>>>>
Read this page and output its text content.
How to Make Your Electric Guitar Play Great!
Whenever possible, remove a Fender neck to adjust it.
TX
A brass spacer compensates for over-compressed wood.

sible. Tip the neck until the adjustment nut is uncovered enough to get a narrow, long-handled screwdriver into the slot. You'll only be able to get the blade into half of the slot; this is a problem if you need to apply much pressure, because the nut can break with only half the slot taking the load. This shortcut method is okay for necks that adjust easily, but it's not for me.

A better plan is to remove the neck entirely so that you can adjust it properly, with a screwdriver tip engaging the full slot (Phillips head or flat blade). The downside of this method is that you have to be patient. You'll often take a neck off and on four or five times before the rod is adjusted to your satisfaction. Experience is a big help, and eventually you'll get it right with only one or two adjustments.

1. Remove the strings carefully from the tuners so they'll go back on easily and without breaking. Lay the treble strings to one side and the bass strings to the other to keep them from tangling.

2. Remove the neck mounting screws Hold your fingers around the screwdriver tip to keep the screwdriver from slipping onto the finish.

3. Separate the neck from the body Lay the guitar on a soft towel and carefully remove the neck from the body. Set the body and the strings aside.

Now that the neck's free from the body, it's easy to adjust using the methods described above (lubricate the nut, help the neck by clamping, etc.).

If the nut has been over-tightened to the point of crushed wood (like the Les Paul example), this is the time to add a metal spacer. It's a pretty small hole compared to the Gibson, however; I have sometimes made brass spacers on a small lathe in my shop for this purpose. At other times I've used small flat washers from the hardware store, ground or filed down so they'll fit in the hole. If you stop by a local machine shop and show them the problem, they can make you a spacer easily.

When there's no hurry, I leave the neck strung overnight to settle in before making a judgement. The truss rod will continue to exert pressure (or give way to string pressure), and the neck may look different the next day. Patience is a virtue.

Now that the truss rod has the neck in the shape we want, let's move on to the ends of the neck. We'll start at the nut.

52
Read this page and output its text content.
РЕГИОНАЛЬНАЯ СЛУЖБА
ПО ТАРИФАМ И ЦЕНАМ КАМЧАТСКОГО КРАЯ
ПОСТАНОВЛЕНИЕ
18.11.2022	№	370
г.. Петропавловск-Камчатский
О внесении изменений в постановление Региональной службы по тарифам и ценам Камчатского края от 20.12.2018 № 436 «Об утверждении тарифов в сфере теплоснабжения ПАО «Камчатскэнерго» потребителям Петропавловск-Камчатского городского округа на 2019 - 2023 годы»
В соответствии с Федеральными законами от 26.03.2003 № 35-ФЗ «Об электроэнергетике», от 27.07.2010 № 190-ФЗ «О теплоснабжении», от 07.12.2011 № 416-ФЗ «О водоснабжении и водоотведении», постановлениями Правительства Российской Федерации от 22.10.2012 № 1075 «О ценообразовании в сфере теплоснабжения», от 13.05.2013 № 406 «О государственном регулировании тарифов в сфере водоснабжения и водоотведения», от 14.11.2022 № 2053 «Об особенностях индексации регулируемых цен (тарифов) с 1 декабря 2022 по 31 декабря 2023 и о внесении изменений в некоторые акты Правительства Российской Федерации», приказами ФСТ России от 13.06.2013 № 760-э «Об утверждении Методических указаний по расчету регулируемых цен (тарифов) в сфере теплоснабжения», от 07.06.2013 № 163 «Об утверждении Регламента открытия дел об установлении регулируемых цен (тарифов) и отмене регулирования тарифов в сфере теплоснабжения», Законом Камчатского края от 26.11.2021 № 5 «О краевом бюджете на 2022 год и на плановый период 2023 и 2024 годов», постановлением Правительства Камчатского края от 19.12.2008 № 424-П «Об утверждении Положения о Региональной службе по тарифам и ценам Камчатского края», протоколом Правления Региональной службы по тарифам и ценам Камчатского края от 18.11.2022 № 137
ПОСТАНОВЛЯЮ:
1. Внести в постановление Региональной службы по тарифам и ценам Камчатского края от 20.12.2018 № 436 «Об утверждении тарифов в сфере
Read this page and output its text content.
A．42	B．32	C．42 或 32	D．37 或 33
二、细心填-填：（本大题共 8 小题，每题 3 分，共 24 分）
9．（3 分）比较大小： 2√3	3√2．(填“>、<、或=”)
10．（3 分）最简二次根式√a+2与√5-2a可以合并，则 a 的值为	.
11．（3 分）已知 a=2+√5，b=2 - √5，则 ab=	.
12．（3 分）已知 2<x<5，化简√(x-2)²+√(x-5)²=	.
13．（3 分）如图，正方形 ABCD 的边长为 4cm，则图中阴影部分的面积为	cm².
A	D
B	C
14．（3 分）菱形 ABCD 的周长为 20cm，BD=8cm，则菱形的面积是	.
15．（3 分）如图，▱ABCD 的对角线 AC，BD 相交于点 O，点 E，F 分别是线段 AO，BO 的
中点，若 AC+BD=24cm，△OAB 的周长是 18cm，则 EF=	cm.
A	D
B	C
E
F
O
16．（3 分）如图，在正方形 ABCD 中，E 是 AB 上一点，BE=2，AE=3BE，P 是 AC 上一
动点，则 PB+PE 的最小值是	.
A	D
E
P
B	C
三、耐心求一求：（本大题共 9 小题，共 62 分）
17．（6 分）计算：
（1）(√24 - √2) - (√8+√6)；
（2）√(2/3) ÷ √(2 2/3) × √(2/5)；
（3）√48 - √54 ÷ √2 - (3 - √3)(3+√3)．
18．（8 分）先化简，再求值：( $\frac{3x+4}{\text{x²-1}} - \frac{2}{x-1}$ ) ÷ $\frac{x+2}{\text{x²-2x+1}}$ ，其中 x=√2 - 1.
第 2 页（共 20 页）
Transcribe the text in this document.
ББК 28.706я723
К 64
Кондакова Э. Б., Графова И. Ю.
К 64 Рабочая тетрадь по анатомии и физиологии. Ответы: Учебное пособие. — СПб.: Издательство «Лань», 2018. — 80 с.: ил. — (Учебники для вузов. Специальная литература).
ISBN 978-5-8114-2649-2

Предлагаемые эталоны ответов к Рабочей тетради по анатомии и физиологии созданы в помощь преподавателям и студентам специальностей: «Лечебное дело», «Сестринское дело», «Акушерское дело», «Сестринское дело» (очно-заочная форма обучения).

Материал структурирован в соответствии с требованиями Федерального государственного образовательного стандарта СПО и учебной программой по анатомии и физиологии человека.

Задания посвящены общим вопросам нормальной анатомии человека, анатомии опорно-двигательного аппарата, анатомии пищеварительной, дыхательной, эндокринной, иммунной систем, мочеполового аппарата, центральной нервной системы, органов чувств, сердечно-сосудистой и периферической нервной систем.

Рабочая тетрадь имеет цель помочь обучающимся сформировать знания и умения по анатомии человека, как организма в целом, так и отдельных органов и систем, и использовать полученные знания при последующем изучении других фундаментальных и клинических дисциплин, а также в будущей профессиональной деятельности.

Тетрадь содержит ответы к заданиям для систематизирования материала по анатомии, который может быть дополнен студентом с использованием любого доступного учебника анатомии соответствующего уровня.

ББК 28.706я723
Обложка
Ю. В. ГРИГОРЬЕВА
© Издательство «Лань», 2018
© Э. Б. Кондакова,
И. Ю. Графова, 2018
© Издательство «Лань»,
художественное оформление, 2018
<<<<
• Direction:
All lines holding the word "body" should be picked out and copied.

• Solution to this problem:
3. Separate the neck from the body Lay the guitar on a soft towel and carefully remove the neck from the body. Set the body and the strings aside.
Now that the neck's free from the body, it's easy to adjust using the methods described above (lubricate the nut, help the neck by clamping, etc.).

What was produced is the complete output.